>> start

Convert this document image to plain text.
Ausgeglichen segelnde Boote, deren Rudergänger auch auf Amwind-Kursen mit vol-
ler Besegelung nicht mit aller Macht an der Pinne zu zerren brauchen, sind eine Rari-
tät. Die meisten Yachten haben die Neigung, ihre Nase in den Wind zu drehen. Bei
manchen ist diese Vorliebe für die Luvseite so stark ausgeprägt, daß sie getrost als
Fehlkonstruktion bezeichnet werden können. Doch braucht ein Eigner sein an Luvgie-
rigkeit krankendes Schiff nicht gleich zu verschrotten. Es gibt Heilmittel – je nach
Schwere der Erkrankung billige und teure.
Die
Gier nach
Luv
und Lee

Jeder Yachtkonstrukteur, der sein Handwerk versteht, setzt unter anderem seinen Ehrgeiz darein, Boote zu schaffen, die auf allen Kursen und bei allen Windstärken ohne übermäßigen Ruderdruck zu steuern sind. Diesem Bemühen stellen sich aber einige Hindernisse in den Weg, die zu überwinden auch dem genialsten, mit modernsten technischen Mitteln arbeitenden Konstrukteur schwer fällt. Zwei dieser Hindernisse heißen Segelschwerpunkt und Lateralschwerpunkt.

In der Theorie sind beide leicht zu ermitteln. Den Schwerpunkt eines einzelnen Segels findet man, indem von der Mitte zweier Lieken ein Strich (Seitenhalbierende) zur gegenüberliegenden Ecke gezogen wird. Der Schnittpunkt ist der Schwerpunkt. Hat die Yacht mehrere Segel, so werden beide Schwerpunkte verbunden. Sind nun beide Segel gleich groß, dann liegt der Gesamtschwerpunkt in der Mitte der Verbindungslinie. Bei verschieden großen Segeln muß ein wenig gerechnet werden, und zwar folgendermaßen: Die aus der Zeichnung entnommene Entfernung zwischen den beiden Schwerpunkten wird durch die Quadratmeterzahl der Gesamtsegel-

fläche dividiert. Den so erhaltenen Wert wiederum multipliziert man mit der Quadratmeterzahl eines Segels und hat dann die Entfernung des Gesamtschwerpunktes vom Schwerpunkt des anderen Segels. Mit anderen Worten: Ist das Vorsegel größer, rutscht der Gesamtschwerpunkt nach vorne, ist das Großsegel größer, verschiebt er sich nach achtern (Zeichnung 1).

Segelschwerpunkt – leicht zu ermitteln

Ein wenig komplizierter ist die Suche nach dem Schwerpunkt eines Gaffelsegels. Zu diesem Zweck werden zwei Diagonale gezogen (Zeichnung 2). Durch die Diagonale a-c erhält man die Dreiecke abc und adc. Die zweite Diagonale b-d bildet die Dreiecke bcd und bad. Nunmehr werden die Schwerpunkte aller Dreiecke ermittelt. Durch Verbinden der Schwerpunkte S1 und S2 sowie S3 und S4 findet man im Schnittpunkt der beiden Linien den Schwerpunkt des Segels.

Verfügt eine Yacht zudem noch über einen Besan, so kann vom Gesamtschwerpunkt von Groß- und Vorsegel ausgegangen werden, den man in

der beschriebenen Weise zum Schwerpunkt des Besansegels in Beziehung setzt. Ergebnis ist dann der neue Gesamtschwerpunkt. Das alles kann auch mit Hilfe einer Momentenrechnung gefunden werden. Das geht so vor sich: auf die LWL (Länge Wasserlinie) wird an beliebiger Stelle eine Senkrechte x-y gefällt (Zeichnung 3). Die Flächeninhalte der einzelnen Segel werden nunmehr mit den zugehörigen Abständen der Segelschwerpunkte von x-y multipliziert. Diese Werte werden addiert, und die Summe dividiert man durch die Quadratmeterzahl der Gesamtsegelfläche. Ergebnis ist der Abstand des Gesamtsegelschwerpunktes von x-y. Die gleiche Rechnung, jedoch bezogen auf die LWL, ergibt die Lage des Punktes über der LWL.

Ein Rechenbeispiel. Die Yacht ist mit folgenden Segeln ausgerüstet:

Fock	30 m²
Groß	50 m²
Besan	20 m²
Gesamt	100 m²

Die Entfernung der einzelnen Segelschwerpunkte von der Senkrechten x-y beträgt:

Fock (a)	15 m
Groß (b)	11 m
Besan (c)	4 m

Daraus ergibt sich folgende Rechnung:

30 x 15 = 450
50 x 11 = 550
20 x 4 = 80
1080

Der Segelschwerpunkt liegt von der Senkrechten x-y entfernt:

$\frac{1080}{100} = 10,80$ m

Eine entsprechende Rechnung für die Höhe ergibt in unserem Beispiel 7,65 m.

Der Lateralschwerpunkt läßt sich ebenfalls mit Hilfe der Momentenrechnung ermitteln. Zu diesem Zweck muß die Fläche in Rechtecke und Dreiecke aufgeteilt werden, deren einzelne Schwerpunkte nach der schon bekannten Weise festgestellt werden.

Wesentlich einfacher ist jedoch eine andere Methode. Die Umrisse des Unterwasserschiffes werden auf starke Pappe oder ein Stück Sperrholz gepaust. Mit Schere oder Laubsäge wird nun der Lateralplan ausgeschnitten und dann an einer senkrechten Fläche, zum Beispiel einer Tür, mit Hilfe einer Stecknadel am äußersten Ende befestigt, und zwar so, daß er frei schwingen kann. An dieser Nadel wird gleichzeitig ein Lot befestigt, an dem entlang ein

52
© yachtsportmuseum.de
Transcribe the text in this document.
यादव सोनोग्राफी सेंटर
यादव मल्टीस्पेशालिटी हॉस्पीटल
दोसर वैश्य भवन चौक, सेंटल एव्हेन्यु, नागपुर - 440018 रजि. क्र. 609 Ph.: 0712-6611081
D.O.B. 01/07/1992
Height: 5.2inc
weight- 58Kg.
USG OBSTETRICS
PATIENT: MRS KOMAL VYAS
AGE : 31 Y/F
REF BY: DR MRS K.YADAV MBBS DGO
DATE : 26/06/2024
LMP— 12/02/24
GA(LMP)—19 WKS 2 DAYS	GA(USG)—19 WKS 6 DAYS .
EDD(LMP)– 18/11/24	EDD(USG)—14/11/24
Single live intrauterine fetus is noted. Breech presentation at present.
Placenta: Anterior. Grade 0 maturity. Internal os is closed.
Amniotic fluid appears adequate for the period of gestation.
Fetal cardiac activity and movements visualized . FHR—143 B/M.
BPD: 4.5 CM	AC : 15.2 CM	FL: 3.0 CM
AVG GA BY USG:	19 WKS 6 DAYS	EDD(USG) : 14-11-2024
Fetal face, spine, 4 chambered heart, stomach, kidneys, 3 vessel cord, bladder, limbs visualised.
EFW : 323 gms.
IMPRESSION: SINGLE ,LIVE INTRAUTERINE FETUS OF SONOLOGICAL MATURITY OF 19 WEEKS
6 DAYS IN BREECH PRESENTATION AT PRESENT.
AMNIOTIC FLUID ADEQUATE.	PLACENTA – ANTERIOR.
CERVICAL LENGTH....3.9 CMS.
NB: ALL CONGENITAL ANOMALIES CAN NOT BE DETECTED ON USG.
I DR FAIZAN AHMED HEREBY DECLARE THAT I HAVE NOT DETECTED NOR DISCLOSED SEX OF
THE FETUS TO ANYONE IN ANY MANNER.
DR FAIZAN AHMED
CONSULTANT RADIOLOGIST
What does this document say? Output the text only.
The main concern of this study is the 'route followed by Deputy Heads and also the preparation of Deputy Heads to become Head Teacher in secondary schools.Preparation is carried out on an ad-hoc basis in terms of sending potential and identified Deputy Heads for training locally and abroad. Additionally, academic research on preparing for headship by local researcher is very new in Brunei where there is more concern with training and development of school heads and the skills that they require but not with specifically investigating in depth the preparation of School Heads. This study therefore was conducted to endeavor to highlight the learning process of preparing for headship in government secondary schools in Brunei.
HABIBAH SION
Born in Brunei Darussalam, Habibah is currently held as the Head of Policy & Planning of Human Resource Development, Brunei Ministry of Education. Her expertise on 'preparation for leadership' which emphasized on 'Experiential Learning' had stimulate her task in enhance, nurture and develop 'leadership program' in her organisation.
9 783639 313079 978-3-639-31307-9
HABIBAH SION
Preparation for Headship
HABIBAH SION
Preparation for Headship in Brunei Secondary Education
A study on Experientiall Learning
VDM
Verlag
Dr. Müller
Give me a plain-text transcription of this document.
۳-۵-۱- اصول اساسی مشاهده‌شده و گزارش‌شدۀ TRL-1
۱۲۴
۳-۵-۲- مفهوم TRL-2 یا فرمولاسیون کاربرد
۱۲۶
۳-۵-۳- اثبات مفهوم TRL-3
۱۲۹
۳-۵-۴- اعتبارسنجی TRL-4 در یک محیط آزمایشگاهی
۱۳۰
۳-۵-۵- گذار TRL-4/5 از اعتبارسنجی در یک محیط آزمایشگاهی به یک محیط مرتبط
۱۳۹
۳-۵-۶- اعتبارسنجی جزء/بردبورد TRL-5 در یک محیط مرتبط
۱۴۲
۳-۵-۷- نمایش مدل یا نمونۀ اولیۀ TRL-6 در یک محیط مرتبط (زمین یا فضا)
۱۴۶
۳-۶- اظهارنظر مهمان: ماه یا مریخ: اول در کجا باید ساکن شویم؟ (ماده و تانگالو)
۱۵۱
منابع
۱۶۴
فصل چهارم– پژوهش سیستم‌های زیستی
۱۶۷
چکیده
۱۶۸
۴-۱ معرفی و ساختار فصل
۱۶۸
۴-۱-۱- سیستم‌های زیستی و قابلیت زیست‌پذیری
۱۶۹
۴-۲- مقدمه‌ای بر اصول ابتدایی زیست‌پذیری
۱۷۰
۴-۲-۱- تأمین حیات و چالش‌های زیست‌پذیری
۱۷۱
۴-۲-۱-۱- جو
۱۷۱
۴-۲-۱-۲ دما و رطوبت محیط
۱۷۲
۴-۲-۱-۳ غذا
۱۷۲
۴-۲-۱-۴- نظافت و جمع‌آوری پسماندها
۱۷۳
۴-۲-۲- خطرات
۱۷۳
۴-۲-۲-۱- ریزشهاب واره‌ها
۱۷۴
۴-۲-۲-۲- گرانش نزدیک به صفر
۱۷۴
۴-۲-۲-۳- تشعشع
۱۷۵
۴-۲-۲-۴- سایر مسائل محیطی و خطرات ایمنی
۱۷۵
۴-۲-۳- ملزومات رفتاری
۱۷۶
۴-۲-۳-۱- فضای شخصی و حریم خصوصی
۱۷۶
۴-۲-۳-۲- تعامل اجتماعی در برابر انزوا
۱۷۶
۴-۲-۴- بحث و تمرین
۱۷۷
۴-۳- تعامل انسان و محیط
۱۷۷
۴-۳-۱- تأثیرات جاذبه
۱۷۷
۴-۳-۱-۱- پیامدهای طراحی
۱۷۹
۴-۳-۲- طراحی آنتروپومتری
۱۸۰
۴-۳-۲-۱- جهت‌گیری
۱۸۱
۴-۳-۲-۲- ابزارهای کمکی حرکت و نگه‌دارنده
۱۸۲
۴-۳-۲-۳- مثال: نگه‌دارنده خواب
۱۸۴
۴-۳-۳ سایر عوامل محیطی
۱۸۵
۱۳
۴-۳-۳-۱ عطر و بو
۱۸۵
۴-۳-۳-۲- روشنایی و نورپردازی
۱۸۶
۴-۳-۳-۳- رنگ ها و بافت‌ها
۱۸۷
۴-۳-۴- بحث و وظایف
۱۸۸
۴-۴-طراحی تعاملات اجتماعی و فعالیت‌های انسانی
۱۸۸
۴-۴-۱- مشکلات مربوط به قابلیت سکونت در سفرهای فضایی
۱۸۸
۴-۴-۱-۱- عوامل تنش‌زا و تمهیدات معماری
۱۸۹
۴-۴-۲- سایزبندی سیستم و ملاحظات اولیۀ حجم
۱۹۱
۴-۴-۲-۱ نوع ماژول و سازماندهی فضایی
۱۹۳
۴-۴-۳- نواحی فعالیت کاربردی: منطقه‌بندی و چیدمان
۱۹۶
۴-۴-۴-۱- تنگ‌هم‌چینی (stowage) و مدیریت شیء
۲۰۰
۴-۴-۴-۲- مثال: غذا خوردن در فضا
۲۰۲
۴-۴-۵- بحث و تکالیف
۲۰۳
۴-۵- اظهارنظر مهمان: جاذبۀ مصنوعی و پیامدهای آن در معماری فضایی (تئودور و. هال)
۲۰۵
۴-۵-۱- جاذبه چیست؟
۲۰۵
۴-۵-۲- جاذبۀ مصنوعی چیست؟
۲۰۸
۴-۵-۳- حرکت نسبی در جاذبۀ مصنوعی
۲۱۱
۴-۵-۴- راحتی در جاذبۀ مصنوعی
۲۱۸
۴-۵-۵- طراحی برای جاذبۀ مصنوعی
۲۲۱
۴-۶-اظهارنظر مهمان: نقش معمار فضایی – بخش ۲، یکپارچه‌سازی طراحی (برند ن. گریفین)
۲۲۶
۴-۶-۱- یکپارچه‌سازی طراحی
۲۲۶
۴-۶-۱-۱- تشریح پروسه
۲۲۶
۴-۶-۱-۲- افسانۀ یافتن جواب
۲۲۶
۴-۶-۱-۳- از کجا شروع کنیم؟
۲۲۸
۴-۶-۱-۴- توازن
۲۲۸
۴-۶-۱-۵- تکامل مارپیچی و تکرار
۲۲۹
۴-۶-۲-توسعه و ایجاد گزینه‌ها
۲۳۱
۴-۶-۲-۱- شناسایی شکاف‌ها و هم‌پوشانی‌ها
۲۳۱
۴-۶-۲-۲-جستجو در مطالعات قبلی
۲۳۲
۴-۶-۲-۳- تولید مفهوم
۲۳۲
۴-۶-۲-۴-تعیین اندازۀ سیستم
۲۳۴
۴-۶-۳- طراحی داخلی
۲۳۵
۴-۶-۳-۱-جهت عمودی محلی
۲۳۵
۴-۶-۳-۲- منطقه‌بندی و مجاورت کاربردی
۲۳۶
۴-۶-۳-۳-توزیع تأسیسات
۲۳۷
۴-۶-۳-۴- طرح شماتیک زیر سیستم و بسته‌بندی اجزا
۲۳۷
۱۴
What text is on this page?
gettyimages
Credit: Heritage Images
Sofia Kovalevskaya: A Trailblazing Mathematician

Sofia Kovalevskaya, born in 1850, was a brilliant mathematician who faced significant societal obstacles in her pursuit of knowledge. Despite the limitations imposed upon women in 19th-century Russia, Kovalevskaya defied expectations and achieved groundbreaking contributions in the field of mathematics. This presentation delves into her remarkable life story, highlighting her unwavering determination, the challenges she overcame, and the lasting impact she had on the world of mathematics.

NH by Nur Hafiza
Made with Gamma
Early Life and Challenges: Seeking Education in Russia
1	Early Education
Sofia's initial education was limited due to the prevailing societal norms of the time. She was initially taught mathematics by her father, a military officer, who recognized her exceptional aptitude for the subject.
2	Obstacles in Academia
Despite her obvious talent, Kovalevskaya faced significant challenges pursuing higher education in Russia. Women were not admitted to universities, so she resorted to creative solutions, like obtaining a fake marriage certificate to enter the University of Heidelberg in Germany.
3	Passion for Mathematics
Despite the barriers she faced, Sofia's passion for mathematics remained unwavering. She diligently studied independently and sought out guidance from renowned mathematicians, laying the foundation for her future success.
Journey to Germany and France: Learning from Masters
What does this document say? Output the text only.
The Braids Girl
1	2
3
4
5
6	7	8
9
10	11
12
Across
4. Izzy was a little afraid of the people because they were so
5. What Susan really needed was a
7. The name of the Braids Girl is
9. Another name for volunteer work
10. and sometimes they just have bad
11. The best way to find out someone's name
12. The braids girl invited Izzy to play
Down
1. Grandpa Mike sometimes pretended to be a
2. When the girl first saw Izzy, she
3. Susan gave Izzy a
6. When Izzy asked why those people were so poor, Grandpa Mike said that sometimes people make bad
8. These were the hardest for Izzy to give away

>> end

* WHAT YOU HAVE TO DO
Check all the records above and select each line where the string "AHMED" is found.

* THE RESULT
I DR FAIZAN AHMED HEREBY DECLARE THAT I HAVE NOT DETECTED NOR DISCLOSED SEX OF
DR FAIZAN AHMED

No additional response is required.